Print every line of the records below word for word, but leave out the pictures.

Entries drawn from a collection
□ □ □ □

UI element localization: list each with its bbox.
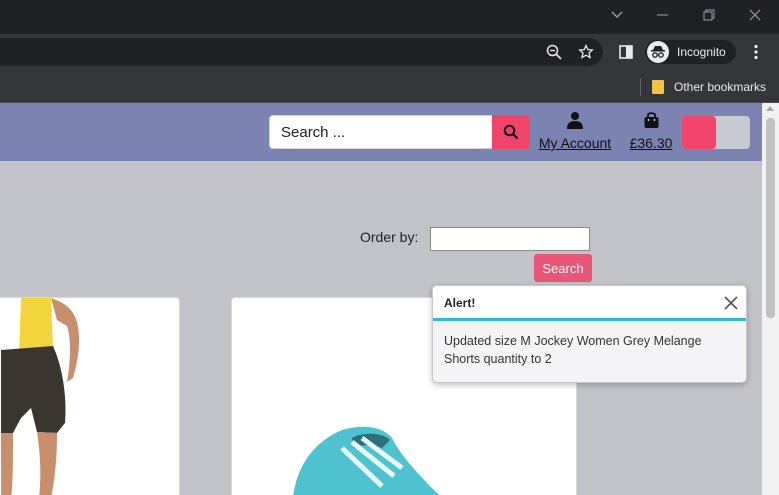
incognito-label: Incognito [677, 45, 726, 59]
order-by-label: Order by: [360, 229, 419, 245]
site-search-input[interactable]: Search ... [269, 115, 493, 149]
scroll-up-arrow-icon[interactable] [766, 106, 774, 111]
close-window-icon[interactable] [732, 0, 778, 30]
alert-message: Updated size M Jockey Women Grey Melange… [444, 334, 702, 366]
shopping-bag-icon [644, 112, 658, 128]
bookmarks-divider [640, 78, 641, 96]
site-search-button[interactable] [492, 115, 530, 149]
incognito-icon [647, 41, 669, 63]
user-icon [567, 112, 583, 129]
listing-search-label: Search [542, 260, 584, 276]
browser-toolbar: Incognito [0, 34, 779, 70]
alert-title: Alert! [444, 296, 476, 310]
search-placeholder: Search ... [281, 123, 346, 141]
other-bookmarks[interactable]: Other bookmarks [652, 70, 766, 103]
other-bookmarks-label: Other bookmarks [674, 79, 767, 94]
theme-toggle[interactable] [682, 116, 750, 149]
page-scrollbar[interactable] [762, 103, 779, 495]
bookmarks-bar: Other bookmarks [0, 70, 779, 103]
cart-total: £36.30 [629, 135, 673, 151]
side-panel-icon[interactable] [616, 34, 636, 70]
scroll-thumb[interactable] [766, 118, 775, 318]
address-bar[interactable] [0, 38, 603, 66]
close-icon[interactable] [722, 294, 740, 312]
tab-search-chevron-icon[interactable] [594, 0, 640, 30]
search-icon [503, 124, 519, 140]
cart-link[interactable]: £36.30 [624, 111, 678, 151]
incognito-badge[interactable]: Incognito [645, 40, 736, 64]
alert-toast: Alert! Updated size M Jockey Women Grey … [432, 285, 747, 383]
my-account-label: My Account [538, 135, 612, 151]
browser-menu-icon[interactable] [748, 34, 764, 70]
folder-icon [652, 79, 664, 94]
toggle-knob [682, 116, 716, 149]
alert-header: Alert! [433, 286, 746, 321]
product-image-shorts [1, 298, 80, 495]
site-header: Search ... My Account £36.30 [0, 103, 762, 161]
zoom-icon[interactable] [544, 34, 564, 70]
my-account-link[interactable]: My Account [534, 111, 616, 151]
listing-search-button[interactable]: Search [534, 254, 592, 282]
order-by-select[interactable] [430, 227, 590, 251]
browser-titlebar [0, 0, 779, 34]
restore-icon[interactable] [686, 0, 732, 30]
minimize-icon[interactable] [640, 0, 686, 30]
product-card[interactable] [0, 297, 180, 495]
web-page: Search ... My Account £36.30 Order by: S… [0, 103, 762, 495]
bookmark-star-icon[interactable] [576, 34, 596, 70]
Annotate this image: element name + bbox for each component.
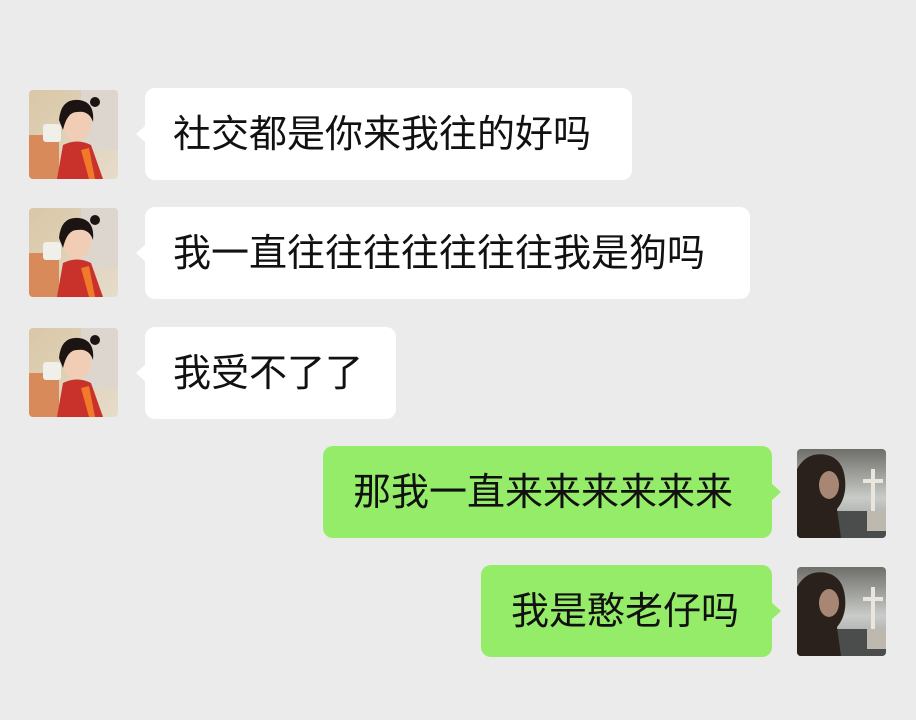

□ □ □ □

_Correct output_:
UI element localization: list each with its bbox.
incognito-label: Incognito [677, 45, 726, 59]
order-by-label: Order by: [360, 229, 419, 245]
site-search-input[interactable]: Search ... [269, 115, 493, 149]
scroll-up-arrow-icon[interactable] [766, 106, 774, 111]
close-window-icon[interactable] [732, 0, 778, 30]
alert-message: Updated size M Jockey Women Grey Melange… [444, 334, 702, 366]
shopping-bag-icon [644, 112, 658, 128]
bookmarks-divider [640, 78, 641, 96]
site-search-button[interactable] [492, 115, 530, 149]
incognito-icon [647, 41, 669, 63]
user-icon [567, 112, 583, 129]
listing-search-label: Search [542, 260, 584, 276]
browser-toolbar: Incognito [0, 34, 779, 70]
alert-title: Alert! [444, 296, 476, 310]
search-placeholder: Search ... [281, 123, 346, 141]
other-bookmarks[interactable]: Other bookmarks [652, 70, 766, 103]
other-bookmarks-label: Other bookmarks [674, 79, 767, 94]
theme-toggle[interactable] [682, 116, 750, 149]
page-scrollbar[interactable] [762, 103, 779, 495]
bookmarks-bar: Other bookmarks [0, 70, 779, 103]
cart-total: £36.30 [629, 135, 673, 151]
side-panel-icon[interactable] [616, 34, 636, 70]
scroll-thumb[interactable] [766, 118, 775, 318]
address-bar[interactable] [0, 38, 603, 66]
close-icon[interactable] [722, 294, 740, 312]
tab-search-chevron-icon[interactable] [594, 0, 640, 30]
search-icon [503, 124, 519, 140]
cart-link[interactable]: £36.30 [624, 111, 678, 151]
incognito-badge[interactable]: Incognito [645, 40, 736, 64]
alert-toast: Alert! Updated size M Jockey Women Grey … [432, 285, 747, 383]
my-account-label: My Account [538, 135, 612, 151]
browser-menu-icon[interactable] [748, 34, 764, 70]
folder-icon [652, 79, 664, 94]
toggle-knob [682, 116, 716, 149]
alert-header: Alert! [433, 286, 746, 321]
product-image-shorts [1, 298, 80, 495]
site-header: Search ... My Account £36.30 [0, 103, 762, 161]
zoom-icon[interactable] [544, 34, 564, 70]
my-account-link[interactable]: My Account [534, 111, 616, 151]
listing-search-button[interactable]: Search [534, 254, 592, 282]
order-by-select[interactable] [430, 227, 590, 251]
browser-titlebar [0, 0, 779, 34]
restore-icon[interactable] [686, 0, 732, 30]
minimize-icon[interactable] [640, 0, 686, 30]
product-card[interactable] [0, 297, 180, 495]
web-page: Search ... My Account £36.30 Order by: S… [0, 103, 762, 495]
bookmark-star-icon[interactable] [576, 34, 596, 70]
Annotate this image: element name + bbox for each component.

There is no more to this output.